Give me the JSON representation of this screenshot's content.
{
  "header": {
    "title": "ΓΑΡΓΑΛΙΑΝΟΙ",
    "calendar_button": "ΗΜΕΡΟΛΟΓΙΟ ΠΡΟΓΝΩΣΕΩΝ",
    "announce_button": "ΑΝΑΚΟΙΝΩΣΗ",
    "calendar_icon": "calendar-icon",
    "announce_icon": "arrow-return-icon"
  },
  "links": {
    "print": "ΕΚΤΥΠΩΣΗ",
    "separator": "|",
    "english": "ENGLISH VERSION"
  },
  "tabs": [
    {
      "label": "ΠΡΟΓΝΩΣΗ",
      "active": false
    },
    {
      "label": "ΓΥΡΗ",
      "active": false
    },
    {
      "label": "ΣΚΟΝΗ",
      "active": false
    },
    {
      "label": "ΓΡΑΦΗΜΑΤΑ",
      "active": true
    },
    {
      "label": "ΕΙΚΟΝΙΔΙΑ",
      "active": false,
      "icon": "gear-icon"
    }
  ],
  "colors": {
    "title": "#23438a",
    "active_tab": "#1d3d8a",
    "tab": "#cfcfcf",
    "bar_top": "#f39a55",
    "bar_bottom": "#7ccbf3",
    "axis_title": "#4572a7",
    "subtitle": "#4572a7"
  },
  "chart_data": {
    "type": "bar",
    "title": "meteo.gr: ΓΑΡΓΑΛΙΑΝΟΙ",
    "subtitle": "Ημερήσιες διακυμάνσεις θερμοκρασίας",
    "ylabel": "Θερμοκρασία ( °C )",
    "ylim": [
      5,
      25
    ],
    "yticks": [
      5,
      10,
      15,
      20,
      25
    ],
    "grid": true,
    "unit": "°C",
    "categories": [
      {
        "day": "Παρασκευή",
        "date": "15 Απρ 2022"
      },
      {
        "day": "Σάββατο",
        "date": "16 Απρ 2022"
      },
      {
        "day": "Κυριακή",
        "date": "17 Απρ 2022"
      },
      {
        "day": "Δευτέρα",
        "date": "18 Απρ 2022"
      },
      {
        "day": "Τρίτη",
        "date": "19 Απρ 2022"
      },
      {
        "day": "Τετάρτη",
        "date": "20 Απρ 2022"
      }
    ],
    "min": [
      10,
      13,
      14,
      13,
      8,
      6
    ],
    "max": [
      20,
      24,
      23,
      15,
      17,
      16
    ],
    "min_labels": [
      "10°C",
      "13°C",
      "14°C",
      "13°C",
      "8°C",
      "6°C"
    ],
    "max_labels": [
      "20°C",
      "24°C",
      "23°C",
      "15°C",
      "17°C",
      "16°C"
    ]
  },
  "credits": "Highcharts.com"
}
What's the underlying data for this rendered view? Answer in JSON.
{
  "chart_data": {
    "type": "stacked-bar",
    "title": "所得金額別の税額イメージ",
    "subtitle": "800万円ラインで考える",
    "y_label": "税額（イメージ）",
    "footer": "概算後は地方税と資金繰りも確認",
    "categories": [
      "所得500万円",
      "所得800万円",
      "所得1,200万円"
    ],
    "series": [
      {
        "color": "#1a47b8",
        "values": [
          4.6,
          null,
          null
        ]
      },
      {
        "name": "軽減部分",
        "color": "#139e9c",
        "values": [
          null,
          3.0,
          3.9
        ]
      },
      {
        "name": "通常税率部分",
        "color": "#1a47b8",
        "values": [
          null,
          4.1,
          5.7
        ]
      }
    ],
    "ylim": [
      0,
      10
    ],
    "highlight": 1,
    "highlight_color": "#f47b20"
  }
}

* _WHAT TO DO_: Copy each line of the listing that includes "this".

* _CORRECT RESULT_:
Give me the JSON representation of this screenshot's content.
What's the underlying data for this rendered view? Answer in JSON.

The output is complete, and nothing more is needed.